Begin Data provided

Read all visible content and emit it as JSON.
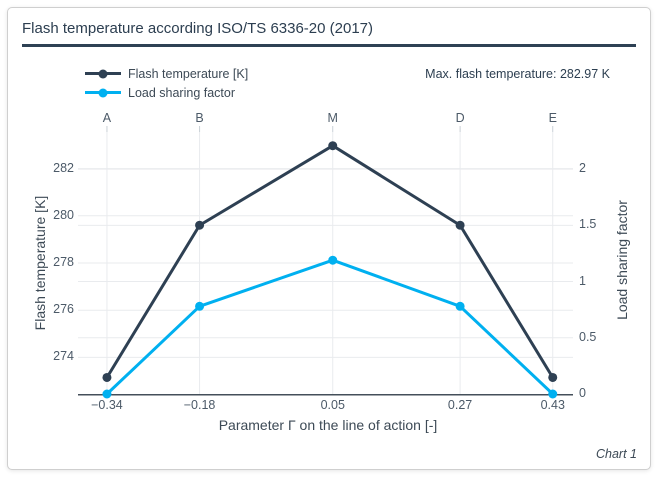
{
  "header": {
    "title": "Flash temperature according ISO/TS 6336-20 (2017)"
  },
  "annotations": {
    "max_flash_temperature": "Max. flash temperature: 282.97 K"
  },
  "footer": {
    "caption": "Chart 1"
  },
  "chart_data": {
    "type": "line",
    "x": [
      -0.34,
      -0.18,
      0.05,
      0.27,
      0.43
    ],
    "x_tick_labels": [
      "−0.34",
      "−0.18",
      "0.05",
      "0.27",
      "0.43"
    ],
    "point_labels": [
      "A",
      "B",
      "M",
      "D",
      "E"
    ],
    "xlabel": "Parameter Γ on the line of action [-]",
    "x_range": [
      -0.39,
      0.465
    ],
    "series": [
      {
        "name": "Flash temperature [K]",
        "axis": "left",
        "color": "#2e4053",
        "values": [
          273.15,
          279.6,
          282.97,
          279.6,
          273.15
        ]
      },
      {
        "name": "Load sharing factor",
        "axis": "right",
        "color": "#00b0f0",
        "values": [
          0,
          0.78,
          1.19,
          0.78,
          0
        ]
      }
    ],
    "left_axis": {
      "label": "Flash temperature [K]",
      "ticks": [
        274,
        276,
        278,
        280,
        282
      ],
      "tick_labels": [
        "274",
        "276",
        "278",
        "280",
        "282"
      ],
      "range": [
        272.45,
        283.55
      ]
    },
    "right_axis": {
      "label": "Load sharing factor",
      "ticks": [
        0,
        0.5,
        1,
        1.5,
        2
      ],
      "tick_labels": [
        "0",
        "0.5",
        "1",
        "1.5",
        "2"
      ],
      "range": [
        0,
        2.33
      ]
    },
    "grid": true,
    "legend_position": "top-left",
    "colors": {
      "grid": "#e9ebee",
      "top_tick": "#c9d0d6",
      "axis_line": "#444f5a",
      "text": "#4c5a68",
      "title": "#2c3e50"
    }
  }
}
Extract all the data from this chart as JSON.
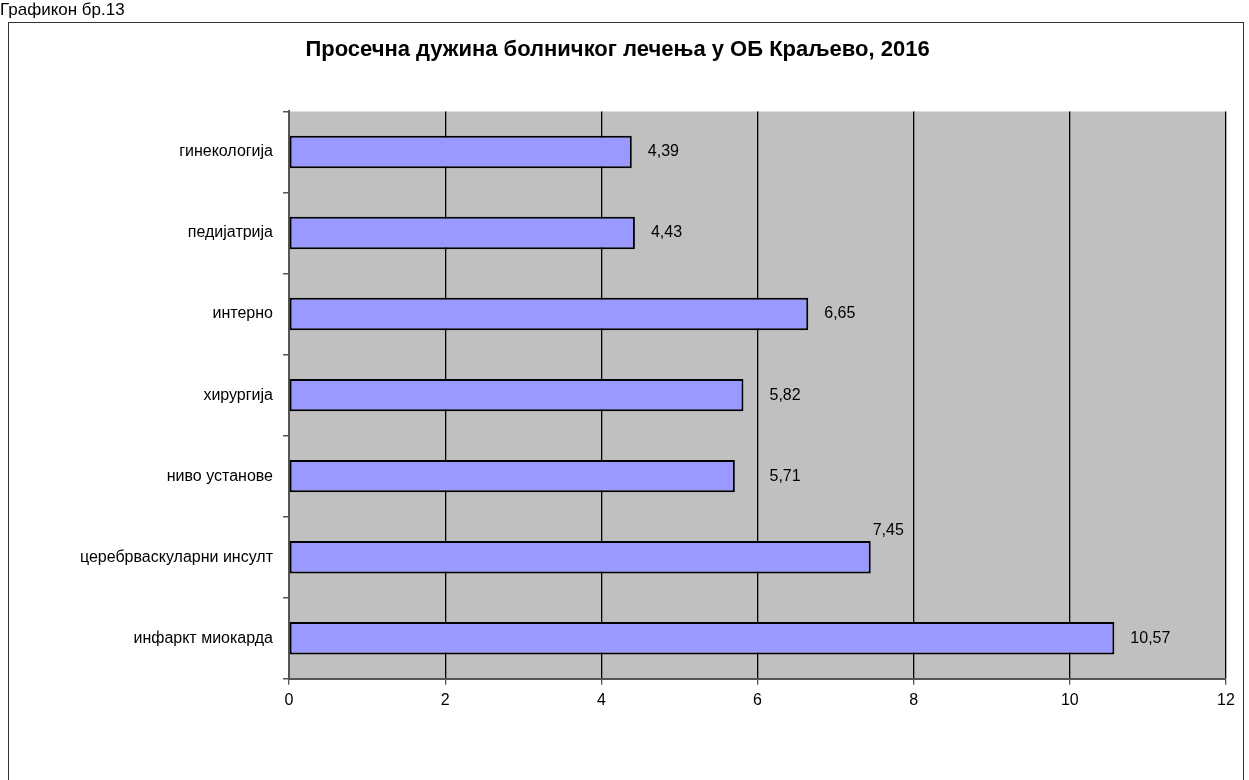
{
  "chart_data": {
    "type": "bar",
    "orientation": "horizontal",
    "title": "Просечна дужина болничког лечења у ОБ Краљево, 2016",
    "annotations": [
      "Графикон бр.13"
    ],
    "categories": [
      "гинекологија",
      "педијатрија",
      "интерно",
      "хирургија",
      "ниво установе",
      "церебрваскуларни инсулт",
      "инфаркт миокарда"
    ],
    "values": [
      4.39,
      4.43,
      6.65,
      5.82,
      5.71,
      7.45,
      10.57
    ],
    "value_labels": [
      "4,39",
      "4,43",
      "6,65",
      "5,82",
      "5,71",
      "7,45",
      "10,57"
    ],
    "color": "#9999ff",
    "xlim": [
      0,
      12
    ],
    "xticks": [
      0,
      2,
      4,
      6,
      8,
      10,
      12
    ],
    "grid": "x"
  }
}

End Data provided

▶ [Short task]: Search the listing for the string "name". Copy each line where it turns up.

▶ [Response to this task]:
        "name": "Flash temperature [K]",
        "name": "Load sharing factor",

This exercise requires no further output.